Gather up the lines that contain "RADIS".

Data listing
· · · · ·
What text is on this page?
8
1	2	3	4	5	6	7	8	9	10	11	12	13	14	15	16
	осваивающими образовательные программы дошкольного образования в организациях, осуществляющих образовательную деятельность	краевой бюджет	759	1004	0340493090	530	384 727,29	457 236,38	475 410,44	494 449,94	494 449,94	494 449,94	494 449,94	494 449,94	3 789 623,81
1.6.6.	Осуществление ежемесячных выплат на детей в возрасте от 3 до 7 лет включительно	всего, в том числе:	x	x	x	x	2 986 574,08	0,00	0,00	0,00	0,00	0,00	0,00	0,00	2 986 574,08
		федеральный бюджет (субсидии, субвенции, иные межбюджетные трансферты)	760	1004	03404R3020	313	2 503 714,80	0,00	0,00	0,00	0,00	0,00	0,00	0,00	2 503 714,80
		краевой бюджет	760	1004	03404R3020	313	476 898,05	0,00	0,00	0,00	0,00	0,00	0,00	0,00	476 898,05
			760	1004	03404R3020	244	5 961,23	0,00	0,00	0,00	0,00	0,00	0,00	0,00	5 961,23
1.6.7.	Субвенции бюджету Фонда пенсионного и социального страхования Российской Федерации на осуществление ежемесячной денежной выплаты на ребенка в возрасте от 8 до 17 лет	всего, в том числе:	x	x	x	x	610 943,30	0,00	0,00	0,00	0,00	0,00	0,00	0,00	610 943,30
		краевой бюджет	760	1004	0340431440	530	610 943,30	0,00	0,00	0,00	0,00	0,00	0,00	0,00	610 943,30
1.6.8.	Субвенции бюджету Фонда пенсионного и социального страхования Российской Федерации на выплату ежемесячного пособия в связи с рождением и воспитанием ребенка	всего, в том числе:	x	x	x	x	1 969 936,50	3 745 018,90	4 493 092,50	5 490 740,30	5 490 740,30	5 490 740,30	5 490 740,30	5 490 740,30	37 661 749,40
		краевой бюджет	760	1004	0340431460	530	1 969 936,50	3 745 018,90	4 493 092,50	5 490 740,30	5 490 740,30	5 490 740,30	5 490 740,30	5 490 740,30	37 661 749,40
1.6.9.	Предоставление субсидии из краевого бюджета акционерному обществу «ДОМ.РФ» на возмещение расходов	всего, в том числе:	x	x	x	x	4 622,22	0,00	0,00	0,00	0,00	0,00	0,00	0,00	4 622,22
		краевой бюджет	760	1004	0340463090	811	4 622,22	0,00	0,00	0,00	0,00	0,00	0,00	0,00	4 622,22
· · · · ·
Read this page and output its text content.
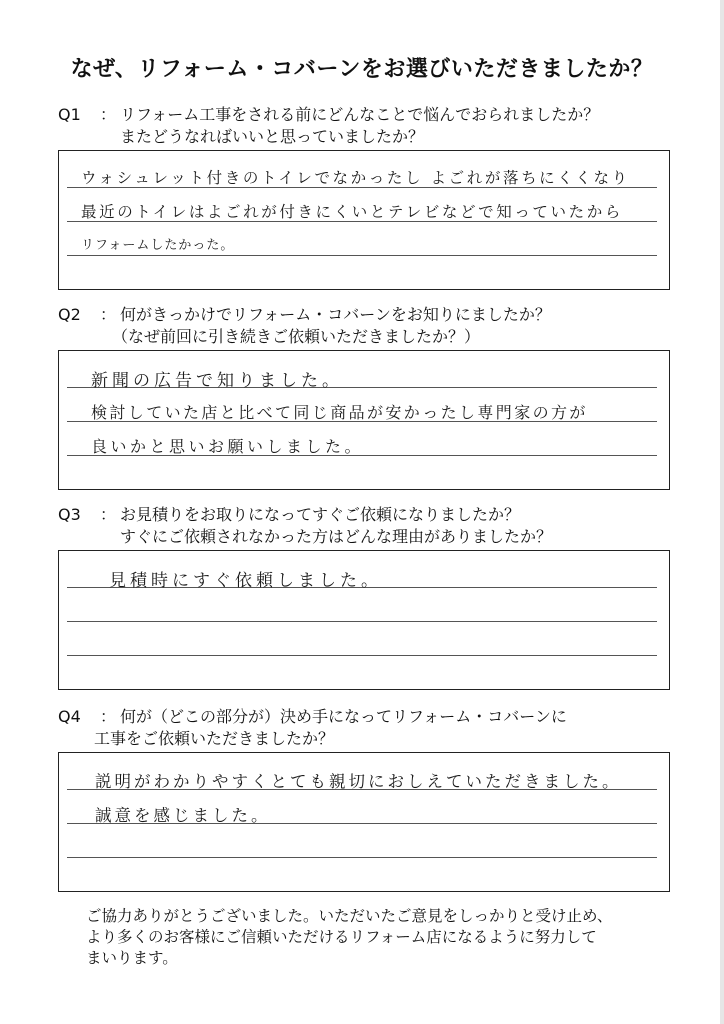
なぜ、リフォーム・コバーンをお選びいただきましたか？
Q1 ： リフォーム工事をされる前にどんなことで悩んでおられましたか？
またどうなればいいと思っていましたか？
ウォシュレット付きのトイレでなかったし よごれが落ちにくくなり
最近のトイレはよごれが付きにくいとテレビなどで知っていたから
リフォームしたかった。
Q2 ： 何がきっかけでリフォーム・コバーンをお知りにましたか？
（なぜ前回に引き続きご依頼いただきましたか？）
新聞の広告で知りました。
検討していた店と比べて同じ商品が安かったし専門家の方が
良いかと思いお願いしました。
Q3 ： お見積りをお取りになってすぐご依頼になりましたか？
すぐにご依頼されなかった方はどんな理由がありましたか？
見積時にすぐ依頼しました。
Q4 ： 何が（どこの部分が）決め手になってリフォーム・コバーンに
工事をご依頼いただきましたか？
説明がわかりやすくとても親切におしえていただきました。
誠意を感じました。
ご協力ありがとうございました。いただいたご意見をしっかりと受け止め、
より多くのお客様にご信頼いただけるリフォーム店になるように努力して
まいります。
· · · · ·
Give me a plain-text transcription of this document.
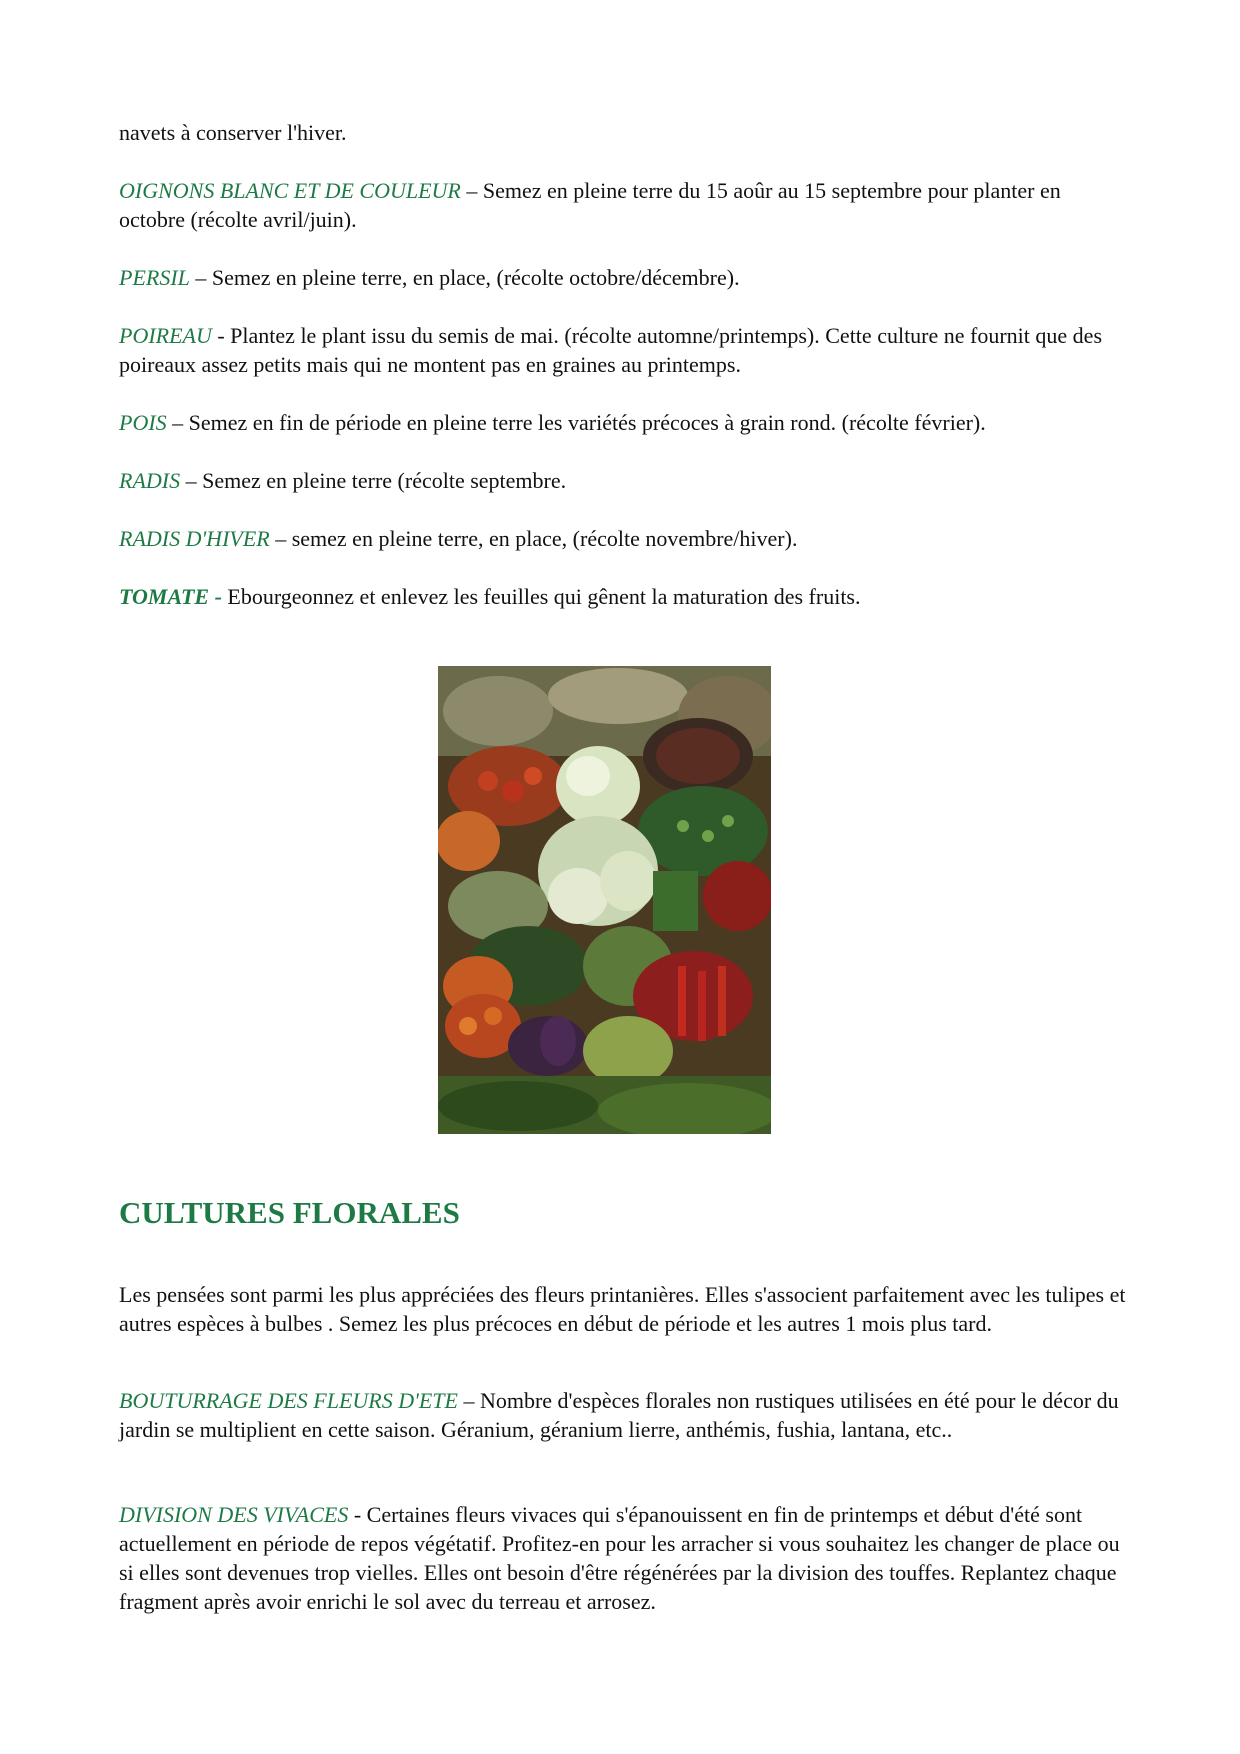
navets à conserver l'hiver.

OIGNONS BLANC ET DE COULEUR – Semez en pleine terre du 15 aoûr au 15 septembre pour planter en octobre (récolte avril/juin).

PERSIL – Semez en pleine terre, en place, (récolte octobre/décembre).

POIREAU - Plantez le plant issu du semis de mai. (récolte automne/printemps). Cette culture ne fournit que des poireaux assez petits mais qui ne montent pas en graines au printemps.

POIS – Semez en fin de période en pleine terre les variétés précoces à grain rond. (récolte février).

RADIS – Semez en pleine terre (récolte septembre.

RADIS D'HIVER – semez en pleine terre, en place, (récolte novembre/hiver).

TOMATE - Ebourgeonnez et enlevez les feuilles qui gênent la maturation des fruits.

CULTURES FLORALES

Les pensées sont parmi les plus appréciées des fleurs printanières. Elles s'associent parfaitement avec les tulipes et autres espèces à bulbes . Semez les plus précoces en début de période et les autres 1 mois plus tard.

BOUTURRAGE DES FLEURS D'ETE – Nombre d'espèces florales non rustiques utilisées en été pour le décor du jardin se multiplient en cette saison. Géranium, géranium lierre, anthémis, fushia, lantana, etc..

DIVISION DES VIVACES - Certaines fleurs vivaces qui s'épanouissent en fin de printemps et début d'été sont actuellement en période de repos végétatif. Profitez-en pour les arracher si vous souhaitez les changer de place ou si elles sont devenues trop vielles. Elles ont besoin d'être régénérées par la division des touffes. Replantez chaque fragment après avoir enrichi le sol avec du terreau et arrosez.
· · · · ·
◆ Final answer
RADIS – Semez en pleine terre (récolte septembre.
RADIS D'HIVER – semez en pleine terre, en place, (récolte novembre/hiver).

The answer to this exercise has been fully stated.